======== SOURCE DATA ========

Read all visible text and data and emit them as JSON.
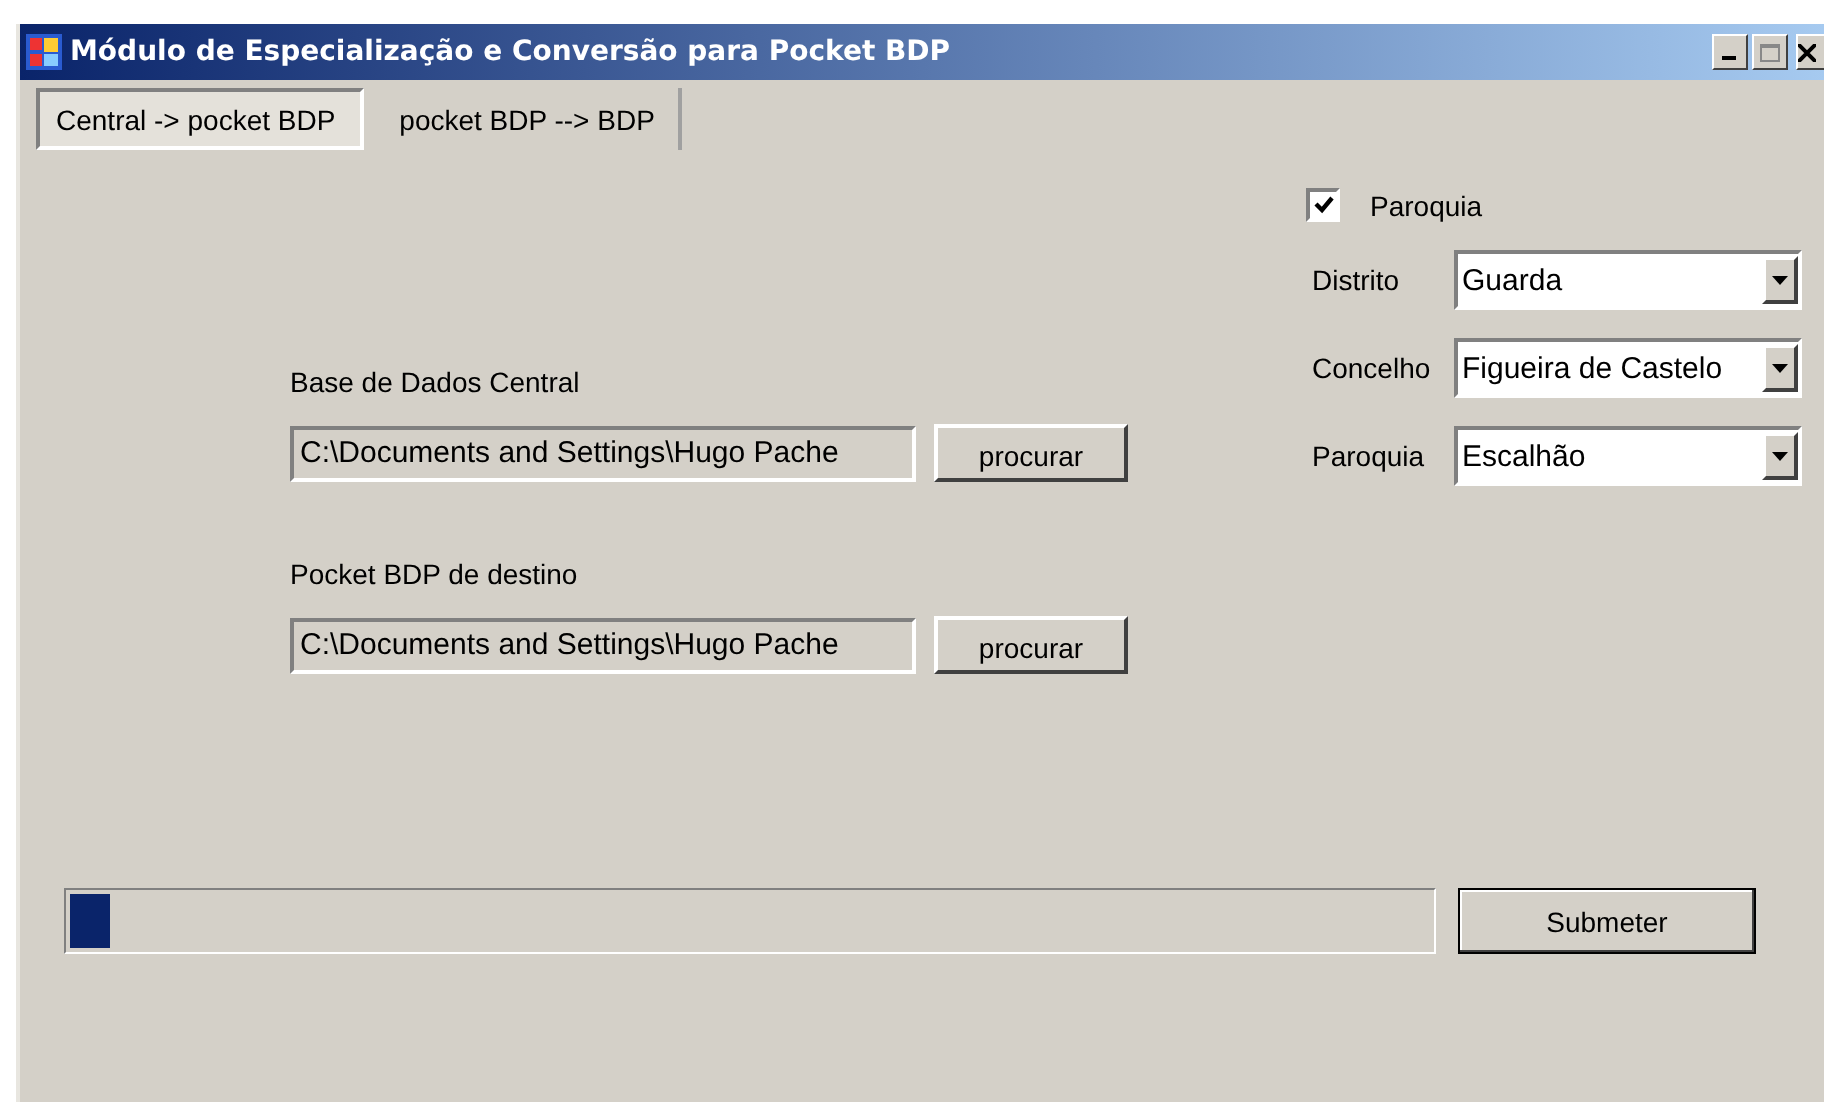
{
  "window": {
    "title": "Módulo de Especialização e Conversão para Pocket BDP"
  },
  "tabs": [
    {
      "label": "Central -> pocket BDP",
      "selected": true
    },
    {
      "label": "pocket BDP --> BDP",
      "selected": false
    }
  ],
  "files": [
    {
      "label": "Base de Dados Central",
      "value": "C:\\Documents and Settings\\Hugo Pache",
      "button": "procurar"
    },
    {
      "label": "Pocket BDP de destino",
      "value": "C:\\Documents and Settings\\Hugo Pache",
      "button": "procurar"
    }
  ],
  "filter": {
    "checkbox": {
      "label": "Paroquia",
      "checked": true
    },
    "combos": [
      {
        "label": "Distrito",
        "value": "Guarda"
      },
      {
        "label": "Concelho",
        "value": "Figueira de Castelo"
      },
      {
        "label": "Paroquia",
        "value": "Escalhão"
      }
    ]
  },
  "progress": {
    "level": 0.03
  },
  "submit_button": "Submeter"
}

========
======== SOURCE DATA ========

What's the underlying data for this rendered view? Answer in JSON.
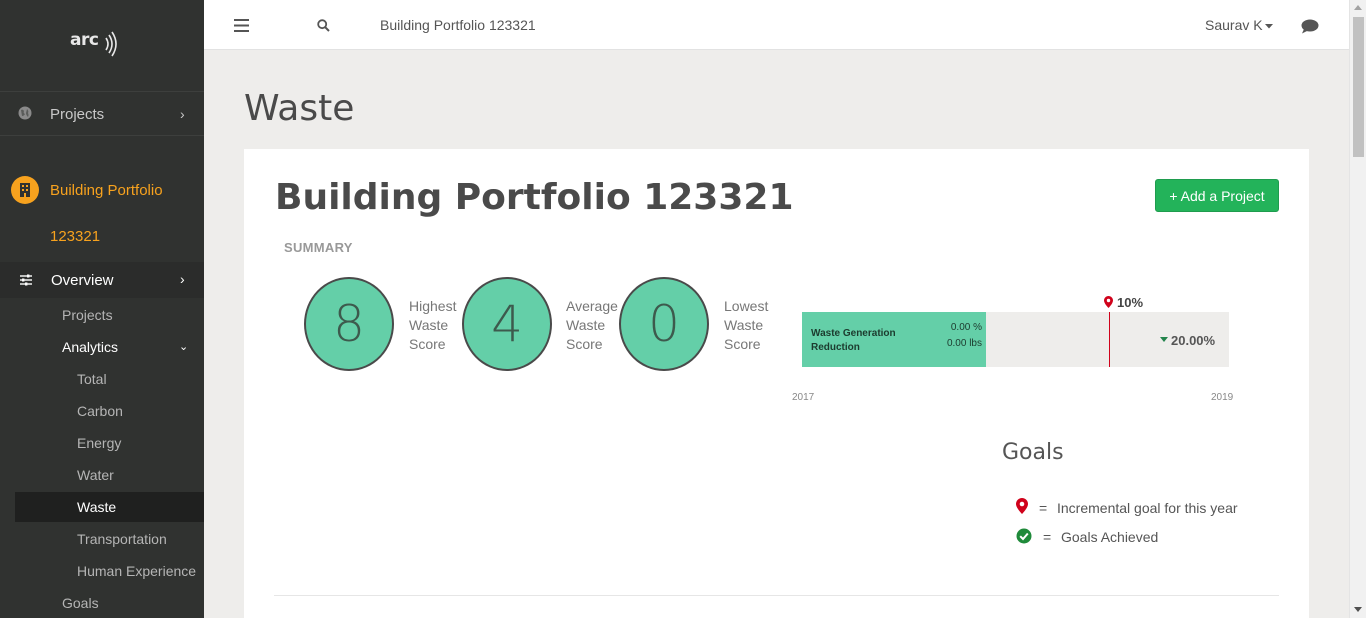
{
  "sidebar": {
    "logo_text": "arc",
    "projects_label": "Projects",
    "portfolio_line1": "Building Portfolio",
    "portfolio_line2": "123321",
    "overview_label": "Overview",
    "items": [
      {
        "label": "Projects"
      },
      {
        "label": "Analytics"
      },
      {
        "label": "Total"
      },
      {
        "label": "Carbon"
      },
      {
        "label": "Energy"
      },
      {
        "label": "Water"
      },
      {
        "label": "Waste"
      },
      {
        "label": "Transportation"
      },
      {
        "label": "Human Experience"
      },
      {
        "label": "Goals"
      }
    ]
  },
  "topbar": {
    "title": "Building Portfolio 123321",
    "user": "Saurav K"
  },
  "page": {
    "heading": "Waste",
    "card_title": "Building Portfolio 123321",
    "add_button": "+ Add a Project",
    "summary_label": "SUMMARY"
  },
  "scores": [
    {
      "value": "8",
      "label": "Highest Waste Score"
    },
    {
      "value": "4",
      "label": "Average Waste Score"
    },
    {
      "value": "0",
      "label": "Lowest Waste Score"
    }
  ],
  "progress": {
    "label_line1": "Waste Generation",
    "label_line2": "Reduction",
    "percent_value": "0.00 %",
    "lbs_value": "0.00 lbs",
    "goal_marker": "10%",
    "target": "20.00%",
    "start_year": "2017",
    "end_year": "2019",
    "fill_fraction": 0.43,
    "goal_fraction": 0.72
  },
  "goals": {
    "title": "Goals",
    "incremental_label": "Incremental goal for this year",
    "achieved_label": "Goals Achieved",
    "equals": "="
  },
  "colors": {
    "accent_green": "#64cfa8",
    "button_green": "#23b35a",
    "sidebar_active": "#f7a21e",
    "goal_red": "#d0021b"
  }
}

========
======== SOURCE DATA ========

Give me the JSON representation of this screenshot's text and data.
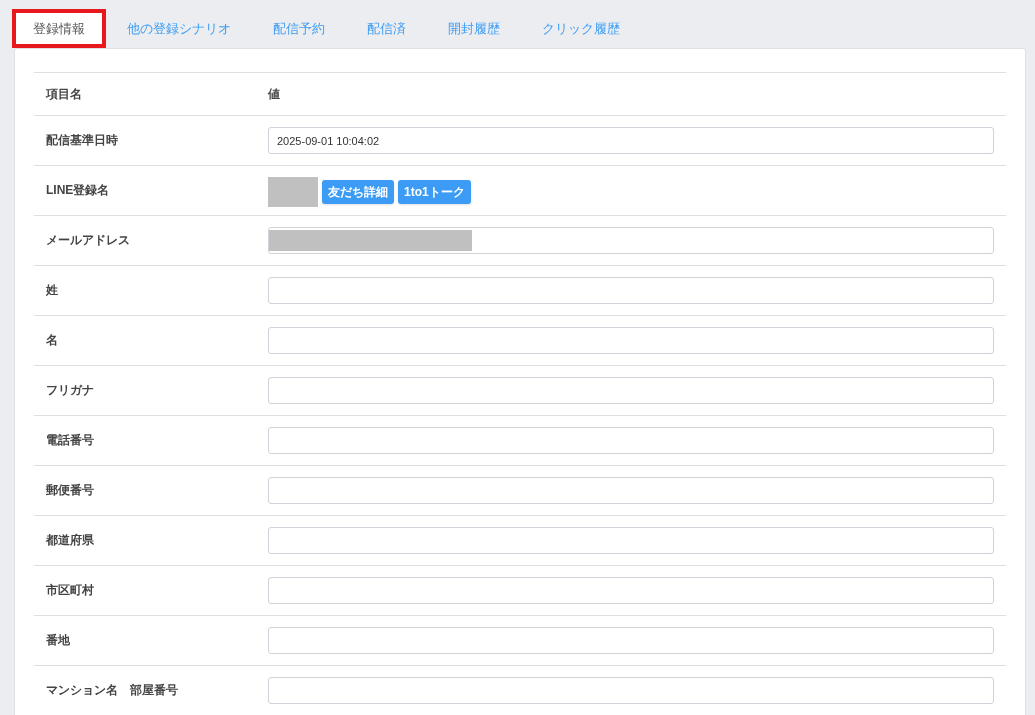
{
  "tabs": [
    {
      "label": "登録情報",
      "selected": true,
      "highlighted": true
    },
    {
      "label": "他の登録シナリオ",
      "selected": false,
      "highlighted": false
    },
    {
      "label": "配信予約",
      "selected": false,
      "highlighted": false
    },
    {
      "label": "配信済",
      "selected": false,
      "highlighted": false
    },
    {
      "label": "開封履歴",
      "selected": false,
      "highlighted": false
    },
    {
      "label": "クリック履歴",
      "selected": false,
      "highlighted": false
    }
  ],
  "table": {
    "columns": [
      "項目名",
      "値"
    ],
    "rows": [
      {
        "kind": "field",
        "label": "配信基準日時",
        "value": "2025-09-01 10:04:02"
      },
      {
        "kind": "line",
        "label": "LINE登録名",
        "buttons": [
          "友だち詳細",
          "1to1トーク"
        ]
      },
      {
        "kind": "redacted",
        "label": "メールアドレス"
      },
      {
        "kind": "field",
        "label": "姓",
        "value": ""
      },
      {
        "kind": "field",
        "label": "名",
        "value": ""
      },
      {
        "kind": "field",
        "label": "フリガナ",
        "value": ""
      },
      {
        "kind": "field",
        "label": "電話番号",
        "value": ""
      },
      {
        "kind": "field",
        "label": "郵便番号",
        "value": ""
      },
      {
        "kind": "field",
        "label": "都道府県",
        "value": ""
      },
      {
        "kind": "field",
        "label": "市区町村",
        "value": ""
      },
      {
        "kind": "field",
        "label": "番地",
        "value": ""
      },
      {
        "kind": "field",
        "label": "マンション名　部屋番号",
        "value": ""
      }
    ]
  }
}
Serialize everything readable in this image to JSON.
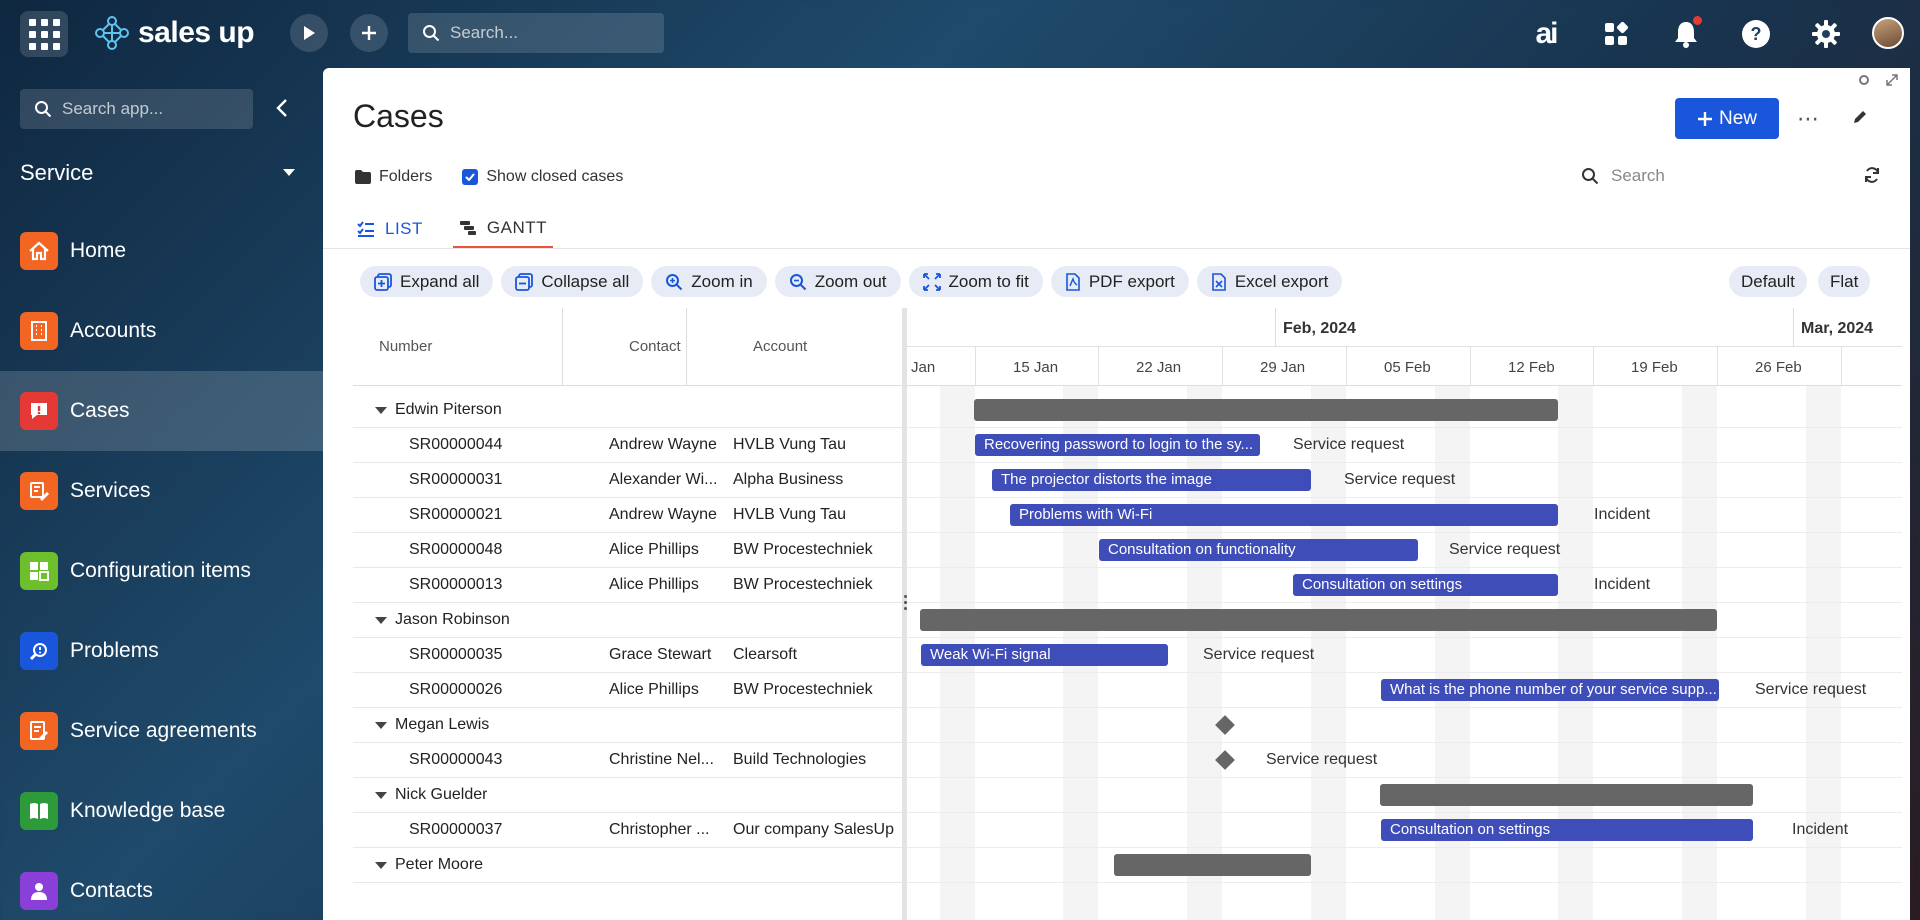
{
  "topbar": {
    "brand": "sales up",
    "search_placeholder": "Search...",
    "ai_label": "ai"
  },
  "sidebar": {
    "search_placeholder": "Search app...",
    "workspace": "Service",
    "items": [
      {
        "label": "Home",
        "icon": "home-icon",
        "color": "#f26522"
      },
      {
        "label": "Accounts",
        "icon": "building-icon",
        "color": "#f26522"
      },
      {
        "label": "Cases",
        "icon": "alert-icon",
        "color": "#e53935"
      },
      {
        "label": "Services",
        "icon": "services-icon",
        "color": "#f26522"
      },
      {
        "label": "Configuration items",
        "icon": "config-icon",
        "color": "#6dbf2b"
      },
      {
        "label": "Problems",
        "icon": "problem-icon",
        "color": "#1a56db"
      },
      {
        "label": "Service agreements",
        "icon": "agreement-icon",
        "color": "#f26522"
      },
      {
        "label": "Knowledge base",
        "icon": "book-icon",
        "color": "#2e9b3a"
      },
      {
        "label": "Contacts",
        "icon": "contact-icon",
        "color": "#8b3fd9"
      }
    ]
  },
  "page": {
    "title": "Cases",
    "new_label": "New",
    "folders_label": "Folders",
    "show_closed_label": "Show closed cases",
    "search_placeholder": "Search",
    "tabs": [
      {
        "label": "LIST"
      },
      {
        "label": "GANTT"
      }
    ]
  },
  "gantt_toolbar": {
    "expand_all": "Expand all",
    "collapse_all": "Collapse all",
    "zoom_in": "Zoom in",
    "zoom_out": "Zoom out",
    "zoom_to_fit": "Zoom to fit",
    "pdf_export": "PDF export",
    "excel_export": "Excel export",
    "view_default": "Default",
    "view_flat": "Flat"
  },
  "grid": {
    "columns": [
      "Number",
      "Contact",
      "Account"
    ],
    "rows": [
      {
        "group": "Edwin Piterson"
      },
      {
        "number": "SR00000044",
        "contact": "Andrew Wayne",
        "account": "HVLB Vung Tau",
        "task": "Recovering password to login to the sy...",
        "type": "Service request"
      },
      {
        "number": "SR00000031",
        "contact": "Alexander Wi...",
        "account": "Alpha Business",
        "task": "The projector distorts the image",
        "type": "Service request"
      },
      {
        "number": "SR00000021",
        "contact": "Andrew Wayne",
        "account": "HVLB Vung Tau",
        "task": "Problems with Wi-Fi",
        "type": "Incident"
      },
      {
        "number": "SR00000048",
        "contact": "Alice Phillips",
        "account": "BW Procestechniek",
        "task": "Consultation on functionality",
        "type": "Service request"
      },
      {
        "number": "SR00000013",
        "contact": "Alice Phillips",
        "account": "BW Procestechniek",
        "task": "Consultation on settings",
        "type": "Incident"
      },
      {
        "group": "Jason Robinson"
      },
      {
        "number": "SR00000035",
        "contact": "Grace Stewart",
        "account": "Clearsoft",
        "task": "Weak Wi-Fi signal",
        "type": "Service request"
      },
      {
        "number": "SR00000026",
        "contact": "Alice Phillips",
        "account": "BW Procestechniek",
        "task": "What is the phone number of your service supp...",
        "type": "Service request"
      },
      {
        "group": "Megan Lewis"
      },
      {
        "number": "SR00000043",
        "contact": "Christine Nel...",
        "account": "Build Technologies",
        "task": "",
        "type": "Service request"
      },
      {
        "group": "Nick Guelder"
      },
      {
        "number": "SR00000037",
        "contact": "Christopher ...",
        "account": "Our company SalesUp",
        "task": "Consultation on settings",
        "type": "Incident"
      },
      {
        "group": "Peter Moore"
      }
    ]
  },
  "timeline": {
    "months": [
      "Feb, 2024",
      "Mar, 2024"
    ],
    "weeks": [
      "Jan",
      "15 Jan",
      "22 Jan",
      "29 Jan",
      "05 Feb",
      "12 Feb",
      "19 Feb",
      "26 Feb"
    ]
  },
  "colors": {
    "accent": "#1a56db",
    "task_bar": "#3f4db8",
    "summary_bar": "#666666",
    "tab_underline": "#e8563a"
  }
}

========

» TASK:
Count all lines of the data that include "What". The answer is the number alone.

» TASK OUTPUT:
2